# START OF Data excerpts

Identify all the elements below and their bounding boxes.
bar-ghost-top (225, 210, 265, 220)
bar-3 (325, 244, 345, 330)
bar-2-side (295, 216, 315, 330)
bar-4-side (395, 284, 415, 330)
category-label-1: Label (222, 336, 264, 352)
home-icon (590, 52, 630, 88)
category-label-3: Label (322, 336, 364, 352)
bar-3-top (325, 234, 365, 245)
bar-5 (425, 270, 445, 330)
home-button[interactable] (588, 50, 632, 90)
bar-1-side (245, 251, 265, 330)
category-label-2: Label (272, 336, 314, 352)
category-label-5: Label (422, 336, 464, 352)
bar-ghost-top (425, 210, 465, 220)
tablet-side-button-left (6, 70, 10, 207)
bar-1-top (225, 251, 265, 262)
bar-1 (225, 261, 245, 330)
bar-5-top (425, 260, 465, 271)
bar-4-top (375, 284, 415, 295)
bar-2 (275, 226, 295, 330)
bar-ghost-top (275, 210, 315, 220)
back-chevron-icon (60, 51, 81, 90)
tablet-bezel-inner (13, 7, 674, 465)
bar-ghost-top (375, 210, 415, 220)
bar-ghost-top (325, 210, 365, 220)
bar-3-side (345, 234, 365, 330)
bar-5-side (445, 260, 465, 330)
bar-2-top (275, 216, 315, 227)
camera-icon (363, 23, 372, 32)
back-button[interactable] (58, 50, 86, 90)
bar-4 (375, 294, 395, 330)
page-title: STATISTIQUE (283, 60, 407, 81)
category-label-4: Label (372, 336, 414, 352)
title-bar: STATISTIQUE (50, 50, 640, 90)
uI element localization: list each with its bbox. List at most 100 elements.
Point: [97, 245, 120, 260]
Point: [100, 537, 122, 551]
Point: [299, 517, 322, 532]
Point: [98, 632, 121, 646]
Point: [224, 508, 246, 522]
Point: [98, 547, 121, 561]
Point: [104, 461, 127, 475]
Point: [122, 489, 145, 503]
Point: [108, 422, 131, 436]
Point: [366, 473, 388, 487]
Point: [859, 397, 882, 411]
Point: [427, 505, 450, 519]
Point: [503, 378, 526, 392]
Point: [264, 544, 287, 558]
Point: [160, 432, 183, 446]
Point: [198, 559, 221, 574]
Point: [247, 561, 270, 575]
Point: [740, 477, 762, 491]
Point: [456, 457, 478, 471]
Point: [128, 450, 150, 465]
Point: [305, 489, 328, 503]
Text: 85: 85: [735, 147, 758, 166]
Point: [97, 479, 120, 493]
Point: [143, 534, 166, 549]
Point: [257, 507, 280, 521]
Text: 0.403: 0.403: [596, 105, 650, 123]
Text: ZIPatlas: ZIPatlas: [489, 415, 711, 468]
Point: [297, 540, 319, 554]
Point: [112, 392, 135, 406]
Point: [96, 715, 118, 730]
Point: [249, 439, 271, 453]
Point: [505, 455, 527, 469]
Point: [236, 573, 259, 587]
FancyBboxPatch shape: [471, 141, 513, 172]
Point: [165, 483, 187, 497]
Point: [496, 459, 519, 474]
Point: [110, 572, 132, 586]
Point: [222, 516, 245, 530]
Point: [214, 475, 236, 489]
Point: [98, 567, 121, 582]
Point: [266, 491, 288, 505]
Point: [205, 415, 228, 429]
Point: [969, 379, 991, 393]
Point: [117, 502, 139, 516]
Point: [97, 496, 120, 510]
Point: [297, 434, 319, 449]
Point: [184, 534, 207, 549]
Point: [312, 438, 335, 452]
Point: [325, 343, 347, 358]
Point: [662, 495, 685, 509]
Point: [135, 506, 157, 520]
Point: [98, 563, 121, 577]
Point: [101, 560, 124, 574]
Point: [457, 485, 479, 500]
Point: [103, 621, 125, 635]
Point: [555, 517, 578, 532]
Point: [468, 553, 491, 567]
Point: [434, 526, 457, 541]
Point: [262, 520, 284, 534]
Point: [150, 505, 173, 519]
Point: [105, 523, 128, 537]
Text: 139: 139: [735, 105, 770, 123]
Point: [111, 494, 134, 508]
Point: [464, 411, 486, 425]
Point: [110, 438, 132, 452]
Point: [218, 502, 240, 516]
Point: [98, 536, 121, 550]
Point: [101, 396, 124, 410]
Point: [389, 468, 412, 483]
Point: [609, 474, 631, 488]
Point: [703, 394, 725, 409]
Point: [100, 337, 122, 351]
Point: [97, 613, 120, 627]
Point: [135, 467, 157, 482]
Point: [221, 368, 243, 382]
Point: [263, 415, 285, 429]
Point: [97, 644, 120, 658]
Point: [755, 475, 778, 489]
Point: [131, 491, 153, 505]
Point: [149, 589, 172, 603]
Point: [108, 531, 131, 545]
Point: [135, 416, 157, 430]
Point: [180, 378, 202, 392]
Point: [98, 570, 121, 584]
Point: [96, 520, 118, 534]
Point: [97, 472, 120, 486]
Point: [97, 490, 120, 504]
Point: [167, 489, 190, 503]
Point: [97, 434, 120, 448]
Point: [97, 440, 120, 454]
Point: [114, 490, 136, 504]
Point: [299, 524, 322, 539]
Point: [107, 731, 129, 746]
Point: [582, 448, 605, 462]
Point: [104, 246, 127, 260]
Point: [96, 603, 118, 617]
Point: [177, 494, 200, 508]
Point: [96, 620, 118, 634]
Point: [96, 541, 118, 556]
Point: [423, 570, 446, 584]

# END OF Data excerpts

• [What is being asked]:
Reproduce every line of the items above as a numbered list, omitting any blank lines.

• [Written reply]:
1. Identify all the elements below and their bounding boxes.
2. bar-ghost-top (225, 210, 265, 220)
3. bar-3 (325, 244, 345, 330)
4. bar-2-side (295, 216, 315, 330)
5. bar-4-side (395, 284, 415, 330)
6. category-label-1: Label (222, 336, 264, 352)
7. home-icon (590, 52, 630, 88)
8. category-label-3: Label (322, 336, 364, 352)
9. bar-3-top (325, 234, 365, 245)
10. bar-5 (425, 270, 445, 330)
11. home-button[interactable] (588, 50, 632, 90)
12. bar-1-side (245, 251, 265, 330)
13. category-label-2: Label (272, 336, 314, 352)
14. category-label-5: Label (422, 336, 464, 352)
15. bar-ghost-top (425, 210, 465, 220)
16. tablet-side-button-left (6, 70, 10, 207)
17. bar-1-top (225, 251, 265, 262)
18. bar-1 (225, 261, 245, 330)
19. bar-5-top (425, 260, 465, 271)
20. bar-4-top (375, 284, 415, 295)
21. bar-2 (275, 226, 295, 330)
22. bar-ghost-top (275, 210, 315, 220)
23. back-chevron-icon (60, 51, 81, 90)
24. tablet-bezel-inner (13, 7, 674, 465)
25. bar-ghost-top (375, 210, 415, 220)
26. bar-ghost-top (325, 210, 365, 220)
27. bar-3-side (345, 234, 365, 330)
28. bar-5-side (445, 260, 465, 330)
29. bar-2-top (275, 216, 315, 227)
30. camera-icon (363, 23, 372, 32)
31. back-button[interactable] (58, 50, 86, 90)
32. bar-4 (375, 294, 395, 330)
33. page-title: STATISTIQUE (283, 60, 407, 81)
34. category-label-4: Label (372, 336, 414, 352)
35. title-bar: STATISTIQUE (50, 50, 640, 90)
36. uI element localization: list each with its bbox. List at most 100 elements.
37. Point: [97, 245, 120, 260]
38. Point: [100, 537, 122, 551]
39. Point: [299, 517, 322, 532]
40. Point: [98, 632, 121, 646]
41. Point: [224, 508, 246, 522]
42. Point: [98, 547, 121, 561]
43. Point: [104, 461, 127, 475]
44. Point: [122, 489, 145, 503]
45. Point: [108, 422, 131, 436]
46. Point: [366, 473, 388, 487]
47. Point: [859, 397, 882, 411]
48. Point: [427, 505, 450, 519]
49. Point: [503, 378, 526, 392]
50. Point: [264, 544, 287, 558]
51. Point: [160, 432, 183, 446]
52. Point: [198, 559, 221, 574]
53. Point: [247, 561, 270, 575]
54. Point: [740, 477, 762, 491]
55. Point: [456, 457, 478, 471]
56. Point: [128, 450, 150, 465]
57. Point: [305, 489, 328, 503]
58. Text: 85: 85: [735, 147, 758, 166]
59. Point: [97, 479, 120, 493]
60. Point: [143, 534, 166, 549]
61. Point: [257, 507, 280, 521]
62. Text: 0.403: 0.403: [596, 105, 650, 123]
63. Text: ZIPatlas: ZIPatlas: [489, 415, 711, 468]
64. Point: [297, 540, 319, 554]
65. Point: [112, 392, 135, 406]
66. Point: [96, 715, 118, 730]
67. Point: [249, 439, 271, 453]
68. Point: [505, 455, 527, 469]
69. Point: [236, 573, 259, 587]
70. FancyBboxPatch shape: [471, 141, 513, 172]
71. Point: [165, 483, 187, 497]
72. Point: [496, 459, 519, 474]
73. Point: [110, 572, 132, 586]
74. Point: [222, 516, 245, 530]
75. Point: [214, 475, 236, 489]
76. Point: [98, 567, 121, 582]
77. Point: [266, 491, 288, 505]
78. Point: [205, 415, 228, 429]
79. Point: [969, 379, 991, 393]
80. Point: [117, 502, 139, 516]
81. Point: [97, 496, 120, 510]
82. Point: [297, 434, 319, 449]
83. Point: [184, 534, 207, 549]
84. Point: [312, 438, 335, 452]
85. Point: [325, 343, 347, 358]
86. Point: [662, 495, 685, 509]
87. Point: [135, 506, 157, 520]
88. Point: [98, 563, 121, 577]
89. Point: [101, 560, 124, 574]
90. Point: [457, 485, 479, 500]
91. Point: [103, 621, 125, 635]
92. Point: [555, 517, 578, 532]
93. Point: [468, 553, 491, 567]
94. Point: [434, 526, 457, 541]
95. Point: [262, 520, 284, 534]
96. Point: [150, 505, 173, 519]
97. Point: [105, 523, 128, 537]
98. Text: 139: 139: [735, 105, 770, 123]
99. Point: [111, 494, 134, 508]
100. Point: [464, 411, 486, 425]
101. Point: [110, 438, 132, 452]
102. Point: [218, 502, 240, 516]
103. Point: [98, 536, 121, 550]
104. Point: [101, 396, 124, 410]
105. Point: [389, 468, 412, 483]
106. Point: [609, 474, 631, 488]
107. Point: [703, 394, 725, 409]
108. Point: [100, 337, 122, 351]
109. Point: [97, 613, 120, 627]
110. Point: [135, 467, 157, 482]
111. Point: [221, 368, 243, 382]
112. Point: [263, 415, 285, 429]
113. Point: [97, 644, 120, 658]
114. Point: [755, 475, 778, 489]
115. Point: [131, 491, 153, 505]
116. Point: [149, 589, 172, 603]
117. Point: [108, 531, 131, 545]
118. Point: [135, 416, 157, 430]
119. Point: [180, 378, 202, 392]
120. Point: [98, 570, 121, 584]
121. Point: [96, 520, 118, 534]
122. Point: [97, 472, 120, 486]
123. Point: [97, 490, 120, 504]
124. Point: [167, 489, 190, 503]
125. Point: [97, 434, 120, 448]
126. Point: [97, 440, 120, 454]
127. Point: [114, 490, 136, 504]
128. Point: [299, 524, 322, 539]
129. Point: [107, 731, 129, 746]
130. Point: [582, 448, 605, 462]
131. Point: [104, 246, 127, 260]
132. Point: [96, 603, 118, 617]
133. Point: [177, 494, 200, 508]
134. Point: [96, 620, 118, 634]
135. Point: [96, 541, 118, 556]
136. Point: [423, 570, 446, 584]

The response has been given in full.